- [Written instruction]:
Every line that contains the word "name" should be copied out.

********************

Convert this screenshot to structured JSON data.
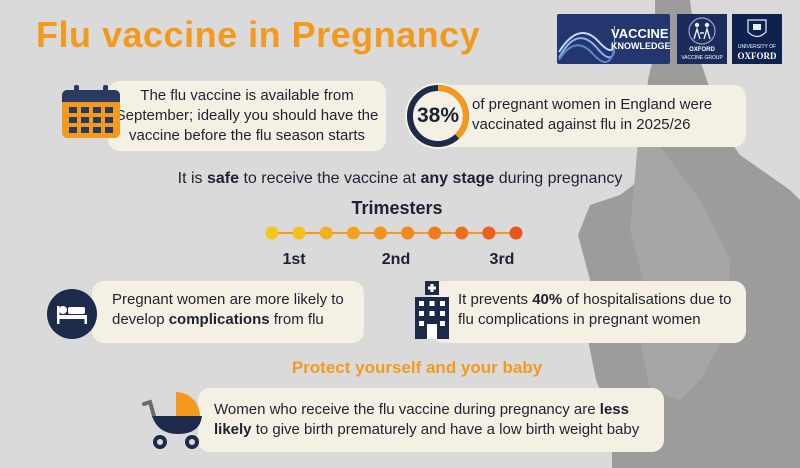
{
  "title": "Flu vaccine in Pregnancy",
  "logos": {
    "vk_line1": "VACCINE",
    "vk_line2": "KNOWLEDGE",
    "ovg_line1": "OXFORD",
    "ovg_line2": "VACCINE GROUP",
    "uo_line1": "UNIVERSITY OF",
    "uo_line2": "OXFORD"
  },
  "availability": {
    "line1": "The flu vaccine is available from",
    "line2": "September; ideally you should have the",
    "line3": "vaccine before the flu season starts"
  },
  "stat": {
    "value": "38%",
    "line1": "of pregnant women in England were",
    "line2": "vaccinated against flu in 2025/26",
    "ring_fraction": 0.38
  },
  "safe": {
    "pre": "It is ",
    "bold1": "safe",
    "mid": " to receive the vaccine at ",
    "bold2": "any stage",
    "post": " during pregnancy"
  },
  "trimesters": {
    "title": "Trimesters",
    "labels": [
      "1st",
      "2nd",
      "3rd"
    ],
    "dot_colors": [
      "#f5c518",
      "#f5c018",
      "#f3b01e",
      "#f3a21e",
      "#f2941e",
      "#f1871e",
      "#f07a1e",
      "#ef6d1e",
      "#ee601e",
      "#ec541e"
    ]
  },
  "complications": {
    "line1": "Pregnant women are more likely to",
    "pre2": "develop ",
    "bold": "complications",
    "post2": " from flu"
  },
  "hospitalisations": {
    "pre1": "It prevents ",
    "bold": "40%",
    "post1": " of hospitalisations due to",
    "line2": "flu complications in pregnant women"
  },
  "protect": "Protect yourself and your baby",
  "birth": {
    "pre1": "Women who receive the flu vaccine during pregnancy are ",
    "bold1": "less",
    "bold2": "likely",
    "post2": " to give birth prematurely and have a low birth weight baby"
  },
  "icons": [
    "calendar-icon",
    "bed-icon",
    "hospital-icon",
    "pram-icon"
  ],
  "colors": {
    "orange": "#f39a1e",
    "navy": "#1d2a4a",
    "card": "#f4f1e4",
    "background": "#dadada",
    "silhouette": "#9c9c9c"
  }
}
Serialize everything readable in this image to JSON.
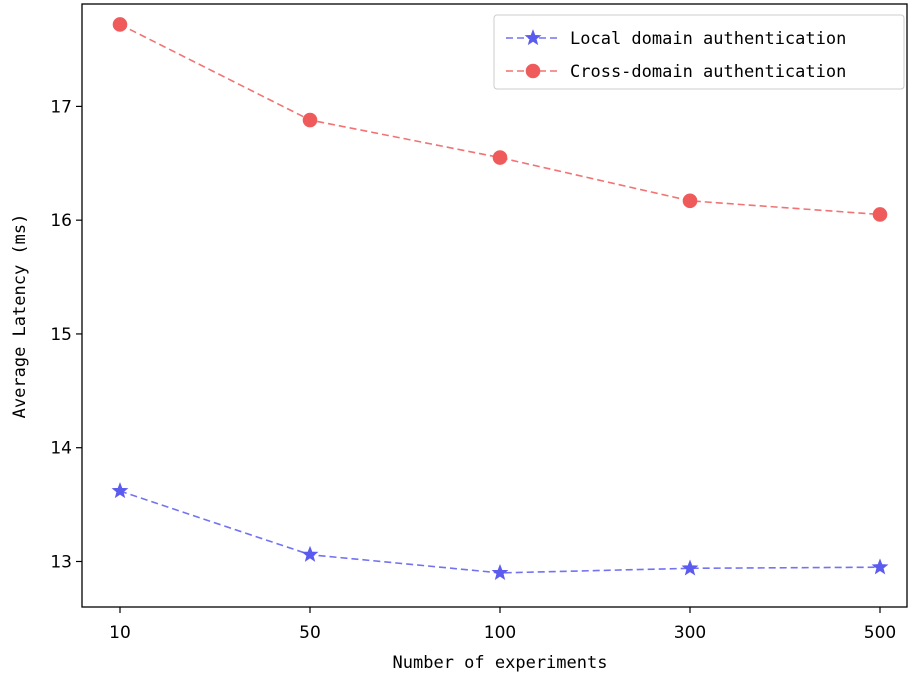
{
  "chart_data": {
    "type": "line",
    "title": "",
    "xlabel": "Number of experiments",
    "ylabel": "Average Latency (ms)",
    "categories": [
      "10",
      "50",
      "100",
      "300",
      "500"
    ],
    "yticks": [
      13,
      14,
      15,
      16,
      17
    ],
    "ylim": [
      12.6,
      17.9
    ],
    "grid": false,
    "legend_position": "top-right",
    "series": [
      {
        "name": "Local domain authentication",
        "values": [
          13.62,
          13.06,
          12.9,
          12.94,
          12.95
        ],
        "color": "#5b5bef",
        "marker": "star",
        "line_style": "dashed"
      },
      {
        "name": "Cross-domain authentication",
        "values": [
          17.72,
          16.88,
          16.55,
          16.17,
          16.05
        ],
        "color": "#ef5b5b",
        "marker": "circle",
        "line_style": "dashed"
      }
    ]
  }
}
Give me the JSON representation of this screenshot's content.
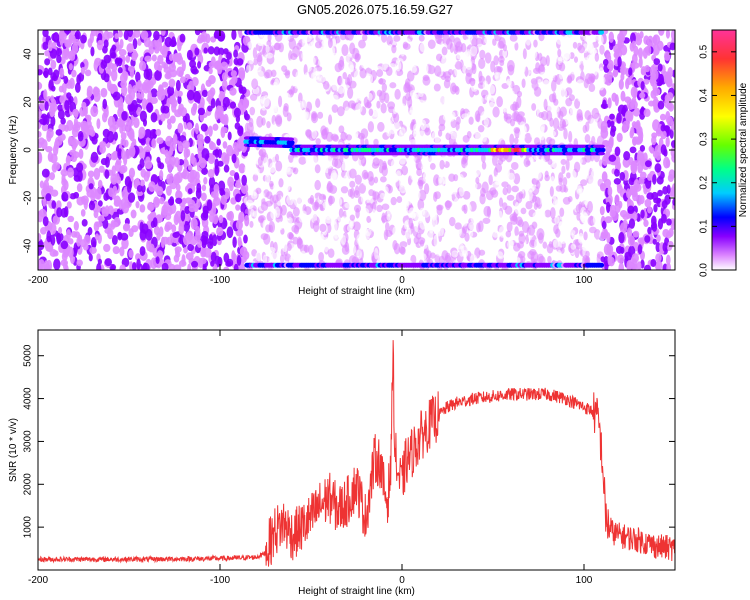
{
  "title": "GN05.2026.075.16.59.G27",
  "chart_data": [
    {
      "type": "heatmap",
      "title": "",
      "xlabel": "Height of straight line (km)",
      "ylabel": "Frequency (Hz)",
      "xlim": [
        -200,
        150
      ],
      "ylim": [
        -50,
        50
      ],
      "xticks": [
        -200,
        -100,
        0,
        100
      ],
      "yticks": [
        -40,
        -20,
        0,
        20,
        40
      ],
      "colorbar": {
        "label": "Normalized spectral amplitude",
        "range": [
          0,
          0.55
        ],
        "ticks": [
          0,
          0.1,
          0.2,
          0.3,
          0.4,
          0.5
        ],
        "colors": [
          "#ffffff",
          "#dd88ff",
          "#8800ff",
          "#0000ff",
          "#00ccff",
          "#00ff88",
          "#66ff00",
          "#ffff00",
          "#ffaa00",
          "#ff3333",
          "#ff3399"
        ]
      },
      "features": {
        "signal_band_hz": 0,
        "signal_start_km": -85,
        "signal_end_km": 110,
        "peak_amplitude_near_km": 60,
        "lower_edge_band_hz": -48,
        "upper_edge_band_hz": 49
      }
    },
    {
      "type": "line",
      "title": "",
      "xlabel": "Height of straight line (km)",
      "ylabel": "SNR (10 * v/v)",
      "xlim": [
        -200,
        150
      ],
      "ylim": [
        0,
        5600
      ],
      "xticks": [
        -200,
        -100,
        0,
        100
      ],
      "yticks": [
        1000,
        2000,
        3000,
        4000,
        5000
      ],
      "color": "#ee3333",
      "series": [
        {
          "x": [
            -200,
            -180,
            -160,
            -140,
            -120,
            -100,
            -90,
            -80,
            -75,
            -70,
            -65,
            -60,
            -55,
            -50,
            -45,
            -40,
            -35,
            -30,
            -25,
            -20,
            -15,
            -12,
            -10,
            -8,
            -6,
            -5,
            -4,
            -2,
            0,
            2,
            5,
            10,
            15,
            20,
            25,
            30,
            35,
            40,
            50,
            60,
            70,
            80,
            90,
            100,
            105,
            108,
            110,
            112,
            115,
            120,
            130,
            140,
            150
          ],
          "values": [
            250,
            250,
            250,
            250,
            260,
            270,
            280,
            300,
            400,
            900,
            1100,
            800,
            1000,
            1200,
            1500,
            1700,
            1400,
            1600,
            2000,
            1200,
            2600,
            2500,
            1900,
            1600,
            2500,
            5400,
            2800,
            2200,
            2000,
            2500,
            2700,
            3100,
            3400,
            3600,
            3800,
            3900,
            3950,
            4000,
            4050,
            4100,
            4100,
            4100,
            4000,
            3800,
            3700,
            3500,
            2600,
            1200,
            900,
            800,
            700,
            550,
            500
          ]
        }
      ]
    }
  ]
}
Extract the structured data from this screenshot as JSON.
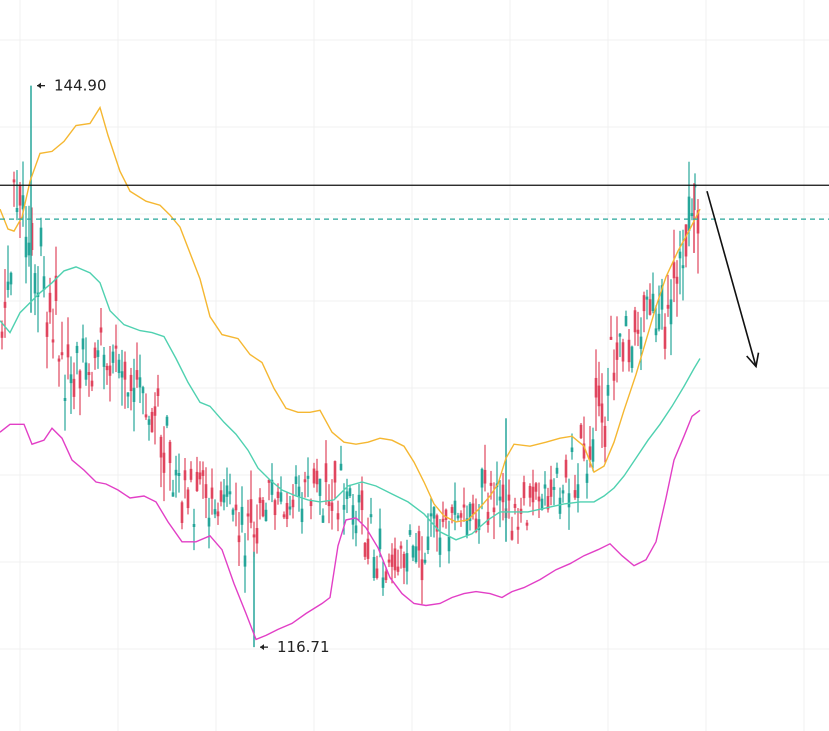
{
  "chart_data": {
    "type": "candlestick",
    "title": "",
    "xlabel": "",
    "ylabel": "",
    "ylim": [
      112.5,
      149.2
    ],
    "grid": true,
    "colors": {
      "bull": "#26a69a",
      "bear": "#e0455e",
      "upper_band": "#f5b731",
      "middle_band": "#4fd1b0",
      "lower_band": "#e23fc6",
      "resistance": "#111111",
      "dashed_level": "#26a69a",
      "arrow": "#111111"
    },
    "annotations": {
      "high": {
        "label": "144.90",
        "value": 144.9
      },
      "low": {
        "label": "116.71",
        "value": 116.71
      }
    },
    "levels": {
      "resistance": 139.9,
      "dashed": 138.2
    },
    "bands": {
      "upper": [
        [
          0,
          138.7
        ],
        [
          8,
          137.7
        ],
        [
          14,
          137.6
        ],
        [
          22,
          138.3
        ],
        [
          30,
          140.1
        ],
        [
          40,
          141.5
        ],
        [
          52,
          141.6
        ],
        [
          64,
          142.1
        ],
        [
          76,
          142.9
        ],
        [
          90,
          143.0
        ],
        [
          100,
          143.8
        ],
        [
          108,
          142.4
        ],
        [
          120,
          140.6
        ],
        [
          130,
          139.6
        ],
        [
          146,
          139.1
        ],
        [
          160,
          138.9
        ],
        [
          170,
          138.4
        ],
        [
          180,
          137.8
        ],
        [
          190,
          136.5
        ],
        [
          200,
          135.2
        ],
        [
          210,
          133.3
        ],
        [
          222,
          132.4
        ],
        [
          238,
          132.2
        ],
        [
          250,
          131.4
        ],
        [
          262,
          131.0
        ],
        [
          274,
          129.7
        ],
        [
          286,
          128.7
        ],
        [
          298,
          128.5
        ],
        [
          310,
          128.5
        ],
        [
          320,
          128.6
        ],
        [
          332,
          127.5
        ],
        [
          344,
          127.0
        ],
        [
          356,
          126.9
        ],
        [
          368,
          127.0
        ],
        [
          380,
          127.2
        ],
        [
          392,
          127.1
        ],
        [
          404,
          126.8
        ],
        [
          414,
          126.0
        ],
        [
          424,
          125.0
        ],
        [
          434,
          123.9
        ],
        [
          444,
          123.3
        ],
        [
          456,
          123.0
        ],
        [
          468,
          123.1
        ],
        [
          478,
          123.6
        ],
        [
          490,
          124.3
        ],
        [
          498,
          124.9
        ],
        [
          506,
          126.2
        ],
        [
          514,
          126.9
        ],
        [
          530,
          126.8
        ],
        [
          546,
          127.0
        ],
        [
          560,
          127.2
        ],
        [
          572,
          127.3
        ],
        [
          584,
          126.8
        ],
        [
          594,
          125.5
        ],
        [
          604,
          125.8
        ],
        [
          614,
          127.0
        ],
        [
          624,
          128.6
        ],
        [
          636,
          130.4
        ],
        [
          646,
          132.1
        ],
        [
          656,
          133.8
        ],
        [
          666,
          135.3
        ],
        [
          678,
          136.6
        ],
        [
          690,
          137.7
        ],
        [
          700,
          138.7
        ]
      ],
      "middle": [
        [
          0,
          133.1
        ],
        [
          10,
          132.5
        ],
        [
          20,
          133.5
        ],
        [
          30,
          134.0
        ],
        [
          40,
          134.5
        ],
        [
          52,
          135.0
        ],
        [
          64,
          135.6
        ],
        [
          76,
          135.8
        ],
        [
          90,
          135.5
        ],
        [
          100,
          135.0
        ],
        [
          110,
          133.6
        ],
        [
          124,
          132.9
        ],
        [
          140,
          132.6
        ],
        [
          152,
          132.5
        ],
        [
          164,
          132.3
        ],
        [
          176,
          131.2
        ],
        [
          188,
          130.0
        ],
        [
          200,
          129.0
        ],
        [
          210,
          128.8
        ],
        [
          224,
          128.0
        ],
        [
          236,
          127.4
        ],
        [
          248,
          126.6
        ],
        [
          258,
          125.7
        ],
        [
          270,
          125.1
        ],
        [
          282,
          124.6
        ],
        [
          296,
          124.3
        ],
        [
          308,
          124.1
        ],
        [
          320,
          124.0
        ],
        [
          334,
          124.1
        ],
        [
          348,
          124.8
        ],
        [
          362,
          125.0
        ],
        [
          376,
          124.8
        ],
        [
          392,
          124.4
        ],
        [
          408,
          124.0
        ],
        [
          424,
          123.4
        ],
        [
          440,
          122.5
        ],
        [
          456,
          122.1
        ],
        [
          472,
          122.4
        ],
        [
          488,
          123.1
        ],
        [
          500,
          123.5
        ],
        [
          512,
          123.5
        ],
        [
          528,
          123.5
        ],
        [
          546,
          123.7
        ],
        [
          564,
          123.9
        ],
        [
          580,
          124.0
        ],
        [
          594,
          124.0
        ],
        [
          604,
          124.3
        ],
        [
          614,
          124.7
        ],
        [
          624,
          125.3
        ],
        [
          636,
          126.2
        ],
        [
          648,
          127.1
        ],
        [
          660,
          127.9
        ],
        [
          672,
          128.8
        ],
        [
          684,
          129.8
        ],
        [
          694,
          130.7
        ],
        [
          700,
          131.2
        ]
      ],
      "lower": [
        [
          0,
          127.5
        ],
        [
          10,
          127.9
        ],
        [
          24,
          127.9
        ],
        [
          32,
          126.9
        ],
        [
          44,
          127.1
        ],
        [
          52,
          127.7
        ],
        [
          62,
          127.2
        ],
        [
          72,
          126.1
        ],
        [
          84,
          125.6
        ],
        [
          96,
          125.0
        ],
        [
          106,
          124.9
        ],
        [
          118,
          124.6
        ],
        [
          130,
          124.2
        ],
        [
          144,
          124.3
        ],
        [
          156,
          124.0
        ],
        [
          168,
          123.0
        ],
        [
          182,
          122.0
        ],
        [
          196,
          122.0
        ],
        [
          210,
          122.3
        ],
        [
          222,
          121.6
        ],
        [
          234,
          119.9
        ],
        [
          246,
          118.4
        ],
        [
          256,
          117.1
        ],
        [
          266,
          117.3
        ],
        [
          278,
          117.6
        ],
        [
          292,
          117.9
        ],
        [
          306,
          118.4
        ],
        [
          322,
          118.9
        ],
        [
          330,
          119.2
        ],
        [
          338,
          121.8
        ],
        [
          346,
          123.1
        ],
        [
          356,
          123.2
        ],
        [
          366,
          122.7
        ],
        [
          378,
          121.7
        ],
        [
          390,
          120.2
        ],
        [
          402,
          119.4
        ],
        [
          414,
          118.9
        ],
        [
          426,
          118.8
        ],
        [
          440,
          118.9
        ],
        [
          452,
          119.2
        ],
        [
          464,
          119.4
        ],
        [
          476,
          119.5
        ],
        [
          490,
          119.4
        ],
        [
          502,
          119.2
        ],
        [
          512,
          119.5
        ],
        [
          524,
          119.7
        ],
        [
          540,
          120.1
        ],
        [
          556,
          120.6
        ],
        [
          570,
          120.9
        ],
        [
          584,
          121.3
        ],
        [
          598,
          121.6
        ],
        [
          610,
          121.9
        ],
        [
          622,
          121.3
        ],
        [
          634,
          120.8
        ],
        [
          646,
          121.1
        ],
        [
          656,
          122.0
        ],
        [
          666,
          124.2
        ],
        [
          674,
          126.1
        ],
        [
          684,
          127.3
        ],
        [
          692,
          128.3
        ],
        [
          700,
          128.6
        ]
      ]
    },
    "candles_segments": [
      [
        0,
        134,
        6,
        15,
        2.0,
        0.6
      ],
      [
        22,
        140,
        3,
        14,
        2.2,
        0.7
      ],
      [
        64,
        131,
        10,
        25,
        1.8,
        0.55
      ],
      [
        104,
        131,
        6,
        18,
        1.5,
        0.5
      ],
      [
        150,
        129.5,
        7,
        16,
        1.8,
        0.6
      ],
      [
        180,
        124.5,
        9,
        20,
        1.5,
        0.5
      ],
      [
        230,
        123.5,
        6,
        13,
        1.2,
        0.4
      ],
      [
        248,
        121.5,
        5,
        16,
        2.0,
        0.6
      ],
      [
        262,
        124,
        6,
        14,
        1.0,
        0.4
      ],
      [
        300,
        124.3,
        4,
        10,
        0.9,
        0.35
      ],
      [
        330,
        124.5,
        2,
        12,
        1.4,
        0.5
      ],
      [
        354,
        124,
        4,
        11,
        1.5,
        0.55
      ],
      [
        382,
        121.3,
        5,
        14,
        1.3,
        0.5
      ],
      [
        420,
        121.7,
        3,
        12,
        1.5,
        0.5
      ],
      [
        446,
        122.7,
        7,
        14,
        1.0,
        0.4
      ],
      [
        470,
        124,
        6,
        14,
        1.2,
        0.4
      ],
      [
        498,
        124.5,
        2,
        20,
        1.7,
        0.5
      ],
      [
        514,
        123,
        8,
        14,
        1.2,
        0.4
      ],
      [
        534,
        124,
        6,
        16,
        1.0,
        0.4
      ],
      [
        560,
        124.7,
        2,
        18,
        1.0,
        0.4
      ],
      [
        586,
        126,
        8,
        14,
        1.8,
        0.5
      ],
      [
        610,
        130,
        9,
        16,
        2.0,
        0.6
      ],
      [
        636,
        132.5,
        7,
        18,
        1.3,
        0.5
      ],
      [
        672,
        134.5,
        4,
        10,
        1.8,
        0.6
      ],
      [
        690,
        138.5,
        2,
        6,
        2.5,
        0.8
      ]
    ],
    "notable_wicks": [
      {
        "x": 31,
        "high": 144.9,
        "low": 133.5
      },
      {
        "x": 254,
        "high": 121.5,
        "low": 116.71
      },
      {
        "x": 506,
        "high": 128.2,
        "low": 122.0
      },
      {
        "x": 694,
        "high": 140.0,
        "low": 136.5
      }
    ],
    "projection": {
      "from": [
        707,
        139.6
      ],
      "to": [
        756,
        130.8
      ]
    }
  }
}
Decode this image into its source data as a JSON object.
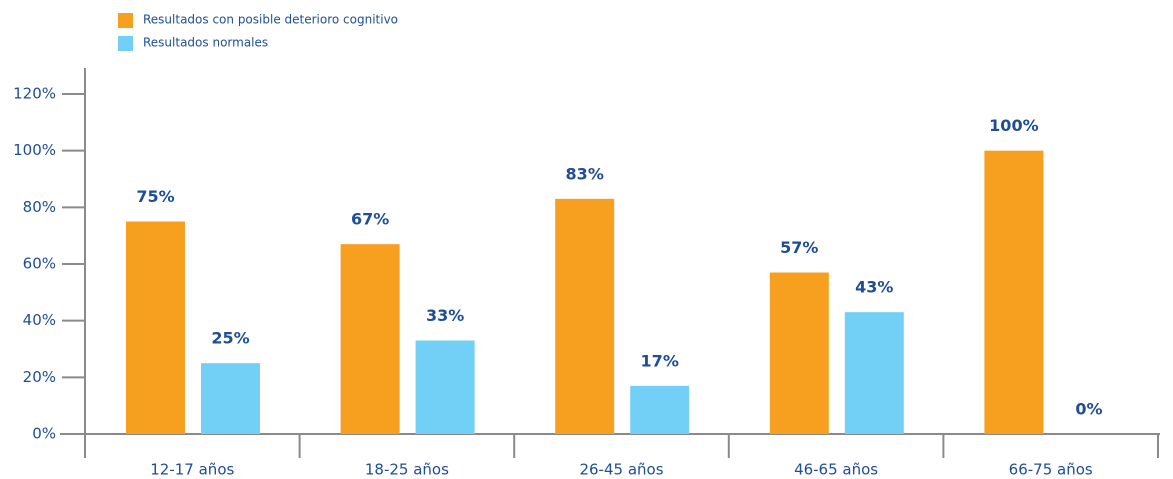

********************

- [Exercise response]:
        "name": "Local domain authentication",
        "name": "Cross-domain authentication",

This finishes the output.